▸ **PROBLEM REQUIREMENTS**
Scan the material and copy every line in which "ценообразования" appears.

▸ **Stored records**
____

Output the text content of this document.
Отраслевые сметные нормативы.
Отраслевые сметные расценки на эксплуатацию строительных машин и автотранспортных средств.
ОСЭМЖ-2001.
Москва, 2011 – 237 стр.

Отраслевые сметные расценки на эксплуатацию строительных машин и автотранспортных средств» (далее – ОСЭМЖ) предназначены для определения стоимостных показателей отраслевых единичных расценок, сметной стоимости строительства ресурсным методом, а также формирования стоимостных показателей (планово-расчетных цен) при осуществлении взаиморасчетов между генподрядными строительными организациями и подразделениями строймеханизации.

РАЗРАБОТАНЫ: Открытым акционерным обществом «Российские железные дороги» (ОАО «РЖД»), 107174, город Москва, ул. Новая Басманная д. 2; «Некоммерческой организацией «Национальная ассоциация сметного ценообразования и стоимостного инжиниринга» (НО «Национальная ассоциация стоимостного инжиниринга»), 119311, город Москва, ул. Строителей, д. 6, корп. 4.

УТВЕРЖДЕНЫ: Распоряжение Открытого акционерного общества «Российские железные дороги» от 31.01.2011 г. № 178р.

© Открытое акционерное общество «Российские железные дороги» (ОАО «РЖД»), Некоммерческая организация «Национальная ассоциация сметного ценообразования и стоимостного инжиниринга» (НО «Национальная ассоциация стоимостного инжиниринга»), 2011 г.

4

____

▸ **FULL SOLUTION**
РАЗРАБОТАНЫ: Открытым акционерным обществом «Российские железные дороги» (ОАО «РЖД»), 107174, город Москва, ул. Новая Басманная д. 2; «Некоммерческой организацией «Национальная ассоциация сметного ценообразования и стоимостного инжиниринга» (НО «Национальная ассоциация стоимостного инжиниринга»), 119311, город Москва, ул. Строителей, д. 6, корп. 4.
© Открытое акционерное общество «Российские железные дороги» (ОАО «РЖД»), Некоммерческая организация «Национальная ассоциация сметного ценообразования и стоимостного инжиниринга» (НО «Национальная ассоциация стоимостного инжиниринга»), 2011 г.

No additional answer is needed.